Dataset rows

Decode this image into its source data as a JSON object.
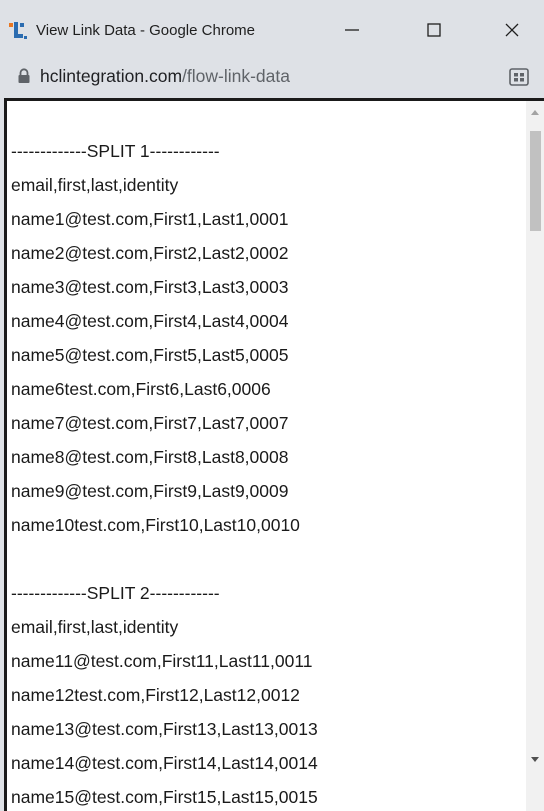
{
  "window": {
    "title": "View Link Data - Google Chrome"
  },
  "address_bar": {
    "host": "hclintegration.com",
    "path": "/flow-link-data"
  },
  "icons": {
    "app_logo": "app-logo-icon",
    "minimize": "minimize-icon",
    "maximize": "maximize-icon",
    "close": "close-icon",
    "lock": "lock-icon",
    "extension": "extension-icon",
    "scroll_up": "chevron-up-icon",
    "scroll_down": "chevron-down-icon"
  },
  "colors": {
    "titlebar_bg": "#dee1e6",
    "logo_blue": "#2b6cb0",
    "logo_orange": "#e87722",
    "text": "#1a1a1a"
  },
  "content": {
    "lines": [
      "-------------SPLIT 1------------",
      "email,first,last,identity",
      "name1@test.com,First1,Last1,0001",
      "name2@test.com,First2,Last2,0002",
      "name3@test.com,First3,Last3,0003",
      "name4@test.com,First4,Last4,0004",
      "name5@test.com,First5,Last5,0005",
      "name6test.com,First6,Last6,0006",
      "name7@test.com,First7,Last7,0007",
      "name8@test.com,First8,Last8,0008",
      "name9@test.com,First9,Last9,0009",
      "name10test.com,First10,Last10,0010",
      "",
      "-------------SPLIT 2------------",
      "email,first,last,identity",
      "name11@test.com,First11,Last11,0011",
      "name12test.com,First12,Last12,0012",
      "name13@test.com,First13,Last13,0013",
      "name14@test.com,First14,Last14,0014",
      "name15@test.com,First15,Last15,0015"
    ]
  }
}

**WHAT NEEDS TO BE DONE**
Write out every record above exactly as it stands, but leave out the pictures.

**FINAL RESULT**
Decode this image into its source data as a JSON object.
{
  "window": {
    "title": "View Link Data - Google Chrome"
  },
  "address_bar": {
    "host": "hclintegration.com",
    "path": "/flow-link-data"
  },
  "icons": {
    "app_logo": "app-logo-icon",
    "minimize": "minimize-icon",
    "maximize": "maximize-icon",
    "close": "close-icon",
    "lock": "lock-icon",
    "extension": "extension-icon",
    "scroll_up": "chevron-up-icon",
    "scroll_down": "chevron-down-icon"
  },
  "colors": {
    "titlebar_bg": "#dee1e6",
    "logo_blue": "#2b6cb0",
    "logo_orange": "#e87722",
    "text": "#1a1a1a"
  },
  "content": {
    "lines": [
      "-------------SPLIT 1------------",
      "email,first,last,identity",
      "name1@test.com,First1,Last1,0001",
      "name2@test.com,First2,Last2,0002",
      "name3@test.com,First3,Last3,0003",
      "name4@test.com,First4,Last4,0004",
      "name5@test.com,First5,Last5,0005",
      "name6test.com,First6,Last6,0006",
      "name7@test.com,First7,Last7,0007",
      "name8@test.com,First8,Last8,0008",
      "name9@test.com,First9,Last9,0009",
      "name10test.com,First10,Last10,0010",
      "",
      "-------------SPLIT 2------------",
      "email,first,last,identity",
      "name11@test.com,First11,Last11,0011",
      "name12test.com,First12,Last12,0012",
      "name13@test.com,First13,Last13,0013",
      "name14@test.com,First14,Last14,0014",
      "name15@test.com,First15,Last15,0015"
    ]
  }
}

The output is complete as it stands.